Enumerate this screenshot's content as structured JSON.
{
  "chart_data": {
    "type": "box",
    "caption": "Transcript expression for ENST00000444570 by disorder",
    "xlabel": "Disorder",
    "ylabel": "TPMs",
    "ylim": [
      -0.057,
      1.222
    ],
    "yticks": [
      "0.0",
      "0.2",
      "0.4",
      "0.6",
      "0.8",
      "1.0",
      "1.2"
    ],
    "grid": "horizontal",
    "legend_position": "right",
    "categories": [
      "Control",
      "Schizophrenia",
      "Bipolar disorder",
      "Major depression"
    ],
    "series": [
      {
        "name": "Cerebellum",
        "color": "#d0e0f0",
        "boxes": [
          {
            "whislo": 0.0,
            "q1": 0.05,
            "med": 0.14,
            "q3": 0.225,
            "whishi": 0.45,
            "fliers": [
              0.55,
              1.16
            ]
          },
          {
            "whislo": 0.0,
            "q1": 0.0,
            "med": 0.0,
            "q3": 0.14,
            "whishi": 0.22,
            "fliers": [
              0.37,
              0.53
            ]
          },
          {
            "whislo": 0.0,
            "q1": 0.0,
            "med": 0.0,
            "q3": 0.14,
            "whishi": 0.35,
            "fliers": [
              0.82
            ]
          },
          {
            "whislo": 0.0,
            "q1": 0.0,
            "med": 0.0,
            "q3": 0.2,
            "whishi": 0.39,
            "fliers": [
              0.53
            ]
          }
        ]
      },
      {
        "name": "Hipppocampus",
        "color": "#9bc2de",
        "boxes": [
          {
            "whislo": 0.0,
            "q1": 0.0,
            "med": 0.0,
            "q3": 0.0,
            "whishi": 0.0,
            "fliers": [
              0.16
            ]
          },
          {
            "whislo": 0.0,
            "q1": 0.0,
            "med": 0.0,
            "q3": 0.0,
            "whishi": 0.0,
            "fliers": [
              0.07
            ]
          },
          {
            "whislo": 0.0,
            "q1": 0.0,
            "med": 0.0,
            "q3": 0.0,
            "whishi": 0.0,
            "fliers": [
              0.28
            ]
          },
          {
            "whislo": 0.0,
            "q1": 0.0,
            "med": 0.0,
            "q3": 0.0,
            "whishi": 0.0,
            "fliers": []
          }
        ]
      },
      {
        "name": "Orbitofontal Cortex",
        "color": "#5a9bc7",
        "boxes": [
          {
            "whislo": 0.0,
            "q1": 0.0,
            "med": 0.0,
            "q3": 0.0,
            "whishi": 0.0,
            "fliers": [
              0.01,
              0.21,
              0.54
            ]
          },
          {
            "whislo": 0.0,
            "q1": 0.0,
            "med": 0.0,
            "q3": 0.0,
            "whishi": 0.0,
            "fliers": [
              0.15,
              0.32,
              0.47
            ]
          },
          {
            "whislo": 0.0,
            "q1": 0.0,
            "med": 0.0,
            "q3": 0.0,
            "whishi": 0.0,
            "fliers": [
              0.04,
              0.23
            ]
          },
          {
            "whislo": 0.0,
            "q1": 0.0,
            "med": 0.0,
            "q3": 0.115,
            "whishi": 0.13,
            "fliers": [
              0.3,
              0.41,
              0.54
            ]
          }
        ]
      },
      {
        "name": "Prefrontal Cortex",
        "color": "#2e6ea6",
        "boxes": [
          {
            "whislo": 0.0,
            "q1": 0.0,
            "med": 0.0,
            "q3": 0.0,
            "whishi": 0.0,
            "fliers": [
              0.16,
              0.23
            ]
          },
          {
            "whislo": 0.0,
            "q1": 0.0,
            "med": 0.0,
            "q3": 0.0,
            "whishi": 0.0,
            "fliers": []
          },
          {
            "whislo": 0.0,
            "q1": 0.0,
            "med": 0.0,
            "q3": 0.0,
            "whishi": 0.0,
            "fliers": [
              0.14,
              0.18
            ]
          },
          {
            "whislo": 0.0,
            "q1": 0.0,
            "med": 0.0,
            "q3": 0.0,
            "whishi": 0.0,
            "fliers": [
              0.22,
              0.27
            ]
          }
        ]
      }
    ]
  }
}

:: AIM OF THE EXERCISE ::
Gather every line from the entries above where the word "name" appears, and copy them.

:: EXERCISE RESPONSE ::
        "name": "Cerebellum",
        "name": "Hipppocampus",
        "name": "Orbitofontal Cortex",
        "name": "Prefrontal Cortex",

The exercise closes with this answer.